Dataset entries on figures:
------------------------------------

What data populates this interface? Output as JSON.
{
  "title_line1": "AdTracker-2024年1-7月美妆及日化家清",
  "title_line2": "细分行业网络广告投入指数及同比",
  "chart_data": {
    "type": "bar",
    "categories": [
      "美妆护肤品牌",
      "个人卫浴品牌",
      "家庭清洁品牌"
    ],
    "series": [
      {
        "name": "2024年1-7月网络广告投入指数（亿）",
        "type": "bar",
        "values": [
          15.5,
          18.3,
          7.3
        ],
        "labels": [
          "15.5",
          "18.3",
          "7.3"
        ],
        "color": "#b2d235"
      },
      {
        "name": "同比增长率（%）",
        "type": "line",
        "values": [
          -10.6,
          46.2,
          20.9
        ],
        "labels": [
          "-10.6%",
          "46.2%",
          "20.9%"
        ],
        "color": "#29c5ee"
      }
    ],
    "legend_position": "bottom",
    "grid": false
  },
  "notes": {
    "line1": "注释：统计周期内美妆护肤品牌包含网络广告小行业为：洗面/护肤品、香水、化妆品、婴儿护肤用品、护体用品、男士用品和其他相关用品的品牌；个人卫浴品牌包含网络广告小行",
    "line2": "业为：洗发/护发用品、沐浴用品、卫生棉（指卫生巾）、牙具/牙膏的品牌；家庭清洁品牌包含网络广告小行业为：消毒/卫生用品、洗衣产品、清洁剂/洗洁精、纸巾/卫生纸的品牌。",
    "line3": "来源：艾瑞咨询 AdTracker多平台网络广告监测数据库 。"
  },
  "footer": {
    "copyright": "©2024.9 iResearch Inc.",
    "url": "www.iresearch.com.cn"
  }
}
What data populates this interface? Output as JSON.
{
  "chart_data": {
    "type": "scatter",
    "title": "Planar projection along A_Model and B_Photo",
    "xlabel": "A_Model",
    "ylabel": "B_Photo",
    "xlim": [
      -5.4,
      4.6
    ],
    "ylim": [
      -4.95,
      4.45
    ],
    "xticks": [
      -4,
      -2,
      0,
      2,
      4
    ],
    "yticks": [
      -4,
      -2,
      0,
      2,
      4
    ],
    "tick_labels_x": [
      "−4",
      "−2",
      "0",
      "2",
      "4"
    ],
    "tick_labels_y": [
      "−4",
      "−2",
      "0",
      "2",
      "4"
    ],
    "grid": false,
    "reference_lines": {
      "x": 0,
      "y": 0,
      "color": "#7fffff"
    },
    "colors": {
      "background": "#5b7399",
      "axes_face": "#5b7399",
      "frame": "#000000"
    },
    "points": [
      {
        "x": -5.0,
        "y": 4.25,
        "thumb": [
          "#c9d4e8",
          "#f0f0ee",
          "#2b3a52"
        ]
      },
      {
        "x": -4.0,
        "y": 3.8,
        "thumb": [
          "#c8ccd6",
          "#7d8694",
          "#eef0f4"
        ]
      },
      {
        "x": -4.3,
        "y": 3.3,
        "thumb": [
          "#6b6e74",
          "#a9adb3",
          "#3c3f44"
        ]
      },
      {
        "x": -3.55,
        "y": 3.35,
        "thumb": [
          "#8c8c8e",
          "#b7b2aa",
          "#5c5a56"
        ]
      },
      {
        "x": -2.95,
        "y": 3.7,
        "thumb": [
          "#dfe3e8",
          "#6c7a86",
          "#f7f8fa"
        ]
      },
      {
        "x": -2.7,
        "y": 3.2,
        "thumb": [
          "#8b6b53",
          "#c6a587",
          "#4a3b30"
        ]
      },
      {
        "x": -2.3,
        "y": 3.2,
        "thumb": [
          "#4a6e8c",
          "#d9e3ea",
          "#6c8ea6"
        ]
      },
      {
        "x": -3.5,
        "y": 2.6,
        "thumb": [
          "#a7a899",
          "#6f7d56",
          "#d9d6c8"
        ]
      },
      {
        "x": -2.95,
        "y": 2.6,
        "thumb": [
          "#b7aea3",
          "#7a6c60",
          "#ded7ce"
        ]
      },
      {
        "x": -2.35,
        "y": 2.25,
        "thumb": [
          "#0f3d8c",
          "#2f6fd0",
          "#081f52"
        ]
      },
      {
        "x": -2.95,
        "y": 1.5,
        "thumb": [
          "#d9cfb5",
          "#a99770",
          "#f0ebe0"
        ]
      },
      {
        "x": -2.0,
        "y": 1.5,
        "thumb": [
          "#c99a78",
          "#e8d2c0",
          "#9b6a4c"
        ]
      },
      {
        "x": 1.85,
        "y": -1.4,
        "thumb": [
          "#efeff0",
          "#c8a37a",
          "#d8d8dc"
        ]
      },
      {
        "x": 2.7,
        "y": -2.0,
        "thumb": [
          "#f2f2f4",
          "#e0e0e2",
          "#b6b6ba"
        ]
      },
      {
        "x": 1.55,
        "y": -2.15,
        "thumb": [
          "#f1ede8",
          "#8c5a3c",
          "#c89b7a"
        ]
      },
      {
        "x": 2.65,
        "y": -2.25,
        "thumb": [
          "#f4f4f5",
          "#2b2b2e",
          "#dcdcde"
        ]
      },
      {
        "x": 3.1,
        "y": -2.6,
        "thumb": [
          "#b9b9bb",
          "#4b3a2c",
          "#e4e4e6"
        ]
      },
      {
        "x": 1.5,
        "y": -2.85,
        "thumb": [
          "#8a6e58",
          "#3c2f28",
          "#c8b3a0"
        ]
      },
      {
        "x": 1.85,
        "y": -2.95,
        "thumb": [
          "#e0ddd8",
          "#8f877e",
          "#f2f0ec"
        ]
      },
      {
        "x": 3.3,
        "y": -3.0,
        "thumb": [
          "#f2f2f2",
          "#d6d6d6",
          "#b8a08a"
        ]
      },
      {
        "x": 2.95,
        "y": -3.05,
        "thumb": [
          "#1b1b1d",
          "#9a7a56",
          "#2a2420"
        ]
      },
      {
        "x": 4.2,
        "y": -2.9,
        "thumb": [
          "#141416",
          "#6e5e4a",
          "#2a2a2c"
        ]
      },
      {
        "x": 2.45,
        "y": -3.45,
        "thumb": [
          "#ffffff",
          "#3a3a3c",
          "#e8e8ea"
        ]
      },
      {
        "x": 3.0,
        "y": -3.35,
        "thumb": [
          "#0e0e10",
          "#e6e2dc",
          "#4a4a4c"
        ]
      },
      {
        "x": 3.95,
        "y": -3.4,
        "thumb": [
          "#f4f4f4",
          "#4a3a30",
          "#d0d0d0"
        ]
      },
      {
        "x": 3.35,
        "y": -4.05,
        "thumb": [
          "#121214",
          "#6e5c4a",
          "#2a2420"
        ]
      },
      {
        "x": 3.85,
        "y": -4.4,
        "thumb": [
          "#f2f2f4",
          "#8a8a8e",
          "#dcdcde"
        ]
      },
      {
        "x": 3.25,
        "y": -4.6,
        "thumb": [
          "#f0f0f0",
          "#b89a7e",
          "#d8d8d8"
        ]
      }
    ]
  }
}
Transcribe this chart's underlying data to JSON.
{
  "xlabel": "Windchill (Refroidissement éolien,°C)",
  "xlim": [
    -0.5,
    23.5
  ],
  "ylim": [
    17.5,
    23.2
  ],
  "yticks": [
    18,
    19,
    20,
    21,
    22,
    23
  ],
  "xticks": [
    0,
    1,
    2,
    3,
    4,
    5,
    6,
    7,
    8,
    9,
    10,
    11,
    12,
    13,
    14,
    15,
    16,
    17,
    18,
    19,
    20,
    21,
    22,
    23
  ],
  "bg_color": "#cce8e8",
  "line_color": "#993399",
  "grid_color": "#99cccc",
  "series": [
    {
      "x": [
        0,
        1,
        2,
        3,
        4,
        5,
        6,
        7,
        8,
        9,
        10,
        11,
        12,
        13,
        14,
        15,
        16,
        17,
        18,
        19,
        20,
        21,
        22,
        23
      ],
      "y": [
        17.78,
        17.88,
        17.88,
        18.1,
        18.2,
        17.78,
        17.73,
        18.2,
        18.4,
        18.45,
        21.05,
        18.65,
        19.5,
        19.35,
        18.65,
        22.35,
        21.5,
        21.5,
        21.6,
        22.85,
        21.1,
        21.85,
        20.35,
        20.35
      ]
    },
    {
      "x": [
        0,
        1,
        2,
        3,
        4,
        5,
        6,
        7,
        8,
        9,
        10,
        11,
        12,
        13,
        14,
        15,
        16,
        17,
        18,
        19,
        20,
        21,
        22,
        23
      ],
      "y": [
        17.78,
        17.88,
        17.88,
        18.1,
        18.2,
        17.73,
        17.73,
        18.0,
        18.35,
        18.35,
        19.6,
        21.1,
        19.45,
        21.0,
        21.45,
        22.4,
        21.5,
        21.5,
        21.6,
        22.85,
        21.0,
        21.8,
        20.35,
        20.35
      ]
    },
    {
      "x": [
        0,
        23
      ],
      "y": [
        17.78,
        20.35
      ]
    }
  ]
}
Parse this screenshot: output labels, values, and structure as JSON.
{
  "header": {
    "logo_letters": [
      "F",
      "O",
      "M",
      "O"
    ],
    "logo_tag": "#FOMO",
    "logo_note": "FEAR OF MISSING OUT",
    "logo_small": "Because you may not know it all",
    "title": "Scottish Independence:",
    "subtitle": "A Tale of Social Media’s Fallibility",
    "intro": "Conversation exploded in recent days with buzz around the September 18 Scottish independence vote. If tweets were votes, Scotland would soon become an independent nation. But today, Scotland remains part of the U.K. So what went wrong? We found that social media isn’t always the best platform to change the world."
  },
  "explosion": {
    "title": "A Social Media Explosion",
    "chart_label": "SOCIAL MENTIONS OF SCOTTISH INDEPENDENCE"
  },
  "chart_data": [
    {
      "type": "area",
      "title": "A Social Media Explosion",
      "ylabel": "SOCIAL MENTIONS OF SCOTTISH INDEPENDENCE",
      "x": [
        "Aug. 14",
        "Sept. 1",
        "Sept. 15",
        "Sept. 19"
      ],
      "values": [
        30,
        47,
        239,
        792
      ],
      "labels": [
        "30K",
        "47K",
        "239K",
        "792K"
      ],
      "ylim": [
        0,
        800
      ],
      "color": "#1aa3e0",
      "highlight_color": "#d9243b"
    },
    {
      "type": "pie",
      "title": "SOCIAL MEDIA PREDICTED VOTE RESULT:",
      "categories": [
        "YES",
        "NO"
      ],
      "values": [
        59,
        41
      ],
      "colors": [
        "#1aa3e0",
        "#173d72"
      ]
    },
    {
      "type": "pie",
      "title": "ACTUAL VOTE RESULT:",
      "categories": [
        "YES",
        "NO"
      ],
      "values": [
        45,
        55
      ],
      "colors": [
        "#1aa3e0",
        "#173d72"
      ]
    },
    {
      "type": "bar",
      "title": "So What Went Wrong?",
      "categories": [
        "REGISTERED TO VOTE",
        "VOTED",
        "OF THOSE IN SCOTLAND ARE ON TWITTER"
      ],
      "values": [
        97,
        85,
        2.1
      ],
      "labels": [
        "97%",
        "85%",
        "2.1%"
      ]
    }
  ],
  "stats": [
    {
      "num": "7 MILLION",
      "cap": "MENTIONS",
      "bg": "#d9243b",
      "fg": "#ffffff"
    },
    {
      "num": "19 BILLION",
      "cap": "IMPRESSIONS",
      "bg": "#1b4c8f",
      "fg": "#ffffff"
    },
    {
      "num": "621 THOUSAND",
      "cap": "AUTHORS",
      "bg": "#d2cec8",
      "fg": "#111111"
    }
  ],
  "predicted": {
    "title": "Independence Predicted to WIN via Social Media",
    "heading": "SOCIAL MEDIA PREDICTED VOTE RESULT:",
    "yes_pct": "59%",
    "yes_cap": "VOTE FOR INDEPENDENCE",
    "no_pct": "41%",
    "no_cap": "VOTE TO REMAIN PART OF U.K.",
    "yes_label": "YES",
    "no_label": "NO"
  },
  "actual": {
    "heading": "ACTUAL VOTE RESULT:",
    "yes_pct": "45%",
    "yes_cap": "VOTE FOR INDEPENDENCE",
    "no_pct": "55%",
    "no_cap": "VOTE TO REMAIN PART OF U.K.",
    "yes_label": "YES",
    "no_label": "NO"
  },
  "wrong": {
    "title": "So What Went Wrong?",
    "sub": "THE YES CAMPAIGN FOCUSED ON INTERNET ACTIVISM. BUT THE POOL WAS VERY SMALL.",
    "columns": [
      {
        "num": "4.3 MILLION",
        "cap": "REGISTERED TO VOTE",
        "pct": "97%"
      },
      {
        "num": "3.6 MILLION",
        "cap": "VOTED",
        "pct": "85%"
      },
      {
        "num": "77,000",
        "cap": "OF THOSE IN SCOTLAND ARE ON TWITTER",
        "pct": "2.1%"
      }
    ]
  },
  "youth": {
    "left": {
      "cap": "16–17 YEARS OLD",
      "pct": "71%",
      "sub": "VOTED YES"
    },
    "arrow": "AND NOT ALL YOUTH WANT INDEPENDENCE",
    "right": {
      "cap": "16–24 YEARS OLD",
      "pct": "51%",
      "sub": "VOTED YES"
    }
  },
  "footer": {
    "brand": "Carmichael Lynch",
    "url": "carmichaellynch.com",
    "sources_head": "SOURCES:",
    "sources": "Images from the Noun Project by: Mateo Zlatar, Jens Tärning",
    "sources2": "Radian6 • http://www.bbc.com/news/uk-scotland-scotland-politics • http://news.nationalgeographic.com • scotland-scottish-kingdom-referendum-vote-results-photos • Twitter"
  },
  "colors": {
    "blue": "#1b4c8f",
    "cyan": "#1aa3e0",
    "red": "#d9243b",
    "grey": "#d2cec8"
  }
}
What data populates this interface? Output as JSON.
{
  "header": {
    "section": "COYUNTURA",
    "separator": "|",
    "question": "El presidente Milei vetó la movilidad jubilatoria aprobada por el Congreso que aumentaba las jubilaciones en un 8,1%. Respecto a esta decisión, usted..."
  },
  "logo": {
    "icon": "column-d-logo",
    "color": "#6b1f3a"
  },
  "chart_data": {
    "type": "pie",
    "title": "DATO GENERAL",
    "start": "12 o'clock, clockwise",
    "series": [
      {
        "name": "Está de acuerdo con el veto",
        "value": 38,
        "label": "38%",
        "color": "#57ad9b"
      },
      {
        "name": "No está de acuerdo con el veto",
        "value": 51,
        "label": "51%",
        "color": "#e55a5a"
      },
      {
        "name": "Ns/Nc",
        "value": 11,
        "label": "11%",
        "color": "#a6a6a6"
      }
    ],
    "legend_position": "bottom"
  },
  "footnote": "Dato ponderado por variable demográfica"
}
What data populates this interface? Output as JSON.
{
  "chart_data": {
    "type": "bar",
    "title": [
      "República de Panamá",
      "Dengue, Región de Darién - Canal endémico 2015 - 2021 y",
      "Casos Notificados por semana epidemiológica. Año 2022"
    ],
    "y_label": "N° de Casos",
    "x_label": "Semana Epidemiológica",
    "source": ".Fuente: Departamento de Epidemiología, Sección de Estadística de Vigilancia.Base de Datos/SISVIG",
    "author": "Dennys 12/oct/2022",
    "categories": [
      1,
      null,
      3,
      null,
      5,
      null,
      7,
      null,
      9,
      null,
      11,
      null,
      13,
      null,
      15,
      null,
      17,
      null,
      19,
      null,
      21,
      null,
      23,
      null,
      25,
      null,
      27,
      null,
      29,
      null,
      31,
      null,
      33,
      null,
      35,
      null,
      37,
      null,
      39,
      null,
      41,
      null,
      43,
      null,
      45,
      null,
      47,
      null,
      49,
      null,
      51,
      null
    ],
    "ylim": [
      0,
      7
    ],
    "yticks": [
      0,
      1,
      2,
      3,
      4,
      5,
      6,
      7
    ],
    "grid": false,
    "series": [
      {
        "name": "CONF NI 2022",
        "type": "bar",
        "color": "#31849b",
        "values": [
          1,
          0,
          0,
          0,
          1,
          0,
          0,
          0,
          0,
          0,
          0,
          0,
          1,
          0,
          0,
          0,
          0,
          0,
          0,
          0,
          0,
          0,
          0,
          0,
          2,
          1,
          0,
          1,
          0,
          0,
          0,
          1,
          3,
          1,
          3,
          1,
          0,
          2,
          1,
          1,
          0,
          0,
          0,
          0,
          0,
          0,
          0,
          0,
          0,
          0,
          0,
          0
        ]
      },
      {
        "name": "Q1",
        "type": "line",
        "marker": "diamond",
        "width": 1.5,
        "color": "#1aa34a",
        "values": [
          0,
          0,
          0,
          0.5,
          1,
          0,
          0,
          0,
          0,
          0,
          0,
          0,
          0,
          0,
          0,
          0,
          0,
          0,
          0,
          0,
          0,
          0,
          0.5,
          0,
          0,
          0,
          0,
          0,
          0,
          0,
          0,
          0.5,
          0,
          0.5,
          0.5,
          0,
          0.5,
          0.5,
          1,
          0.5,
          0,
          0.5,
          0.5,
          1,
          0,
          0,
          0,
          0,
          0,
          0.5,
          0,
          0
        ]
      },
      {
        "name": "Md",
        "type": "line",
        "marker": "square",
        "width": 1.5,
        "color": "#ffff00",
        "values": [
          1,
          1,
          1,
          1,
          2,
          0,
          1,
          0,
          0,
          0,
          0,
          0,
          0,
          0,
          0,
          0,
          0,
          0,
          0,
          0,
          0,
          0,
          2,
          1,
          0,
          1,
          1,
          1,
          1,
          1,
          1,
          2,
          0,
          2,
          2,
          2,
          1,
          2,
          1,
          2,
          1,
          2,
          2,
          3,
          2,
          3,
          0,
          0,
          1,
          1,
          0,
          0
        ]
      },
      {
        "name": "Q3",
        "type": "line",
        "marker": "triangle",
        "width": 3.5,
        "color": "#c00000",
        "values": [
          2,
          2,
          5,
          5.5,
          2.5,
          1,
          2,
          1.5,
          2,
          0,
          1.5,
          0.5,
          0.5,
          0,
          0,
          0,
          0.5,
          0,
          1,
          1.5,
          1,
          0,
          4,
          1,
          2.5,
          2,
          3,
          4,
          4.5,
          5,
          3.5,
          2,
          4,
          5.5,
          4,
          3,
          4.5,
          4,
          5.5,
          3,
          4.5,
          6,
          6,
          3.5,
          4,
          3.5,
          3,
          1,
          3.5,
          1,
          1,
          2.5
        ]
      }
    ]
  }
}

------------------------------------

• [Aim of the task]: List every line in the records above that contains the word "name".

• [Exercise result]:
        "name": "2024年1-7月网络广告投入指数（亿）",
        "name": "同比增长率（%）",
        "name": "Está de acuerdo con el veto",
        "name": "No está de acuerdo con el veto",
        "name": "Ns/Nc",
        "name": "CONF NI 2022",
        "name": "Q1",
        "name": "Md",
        "name": "Q3",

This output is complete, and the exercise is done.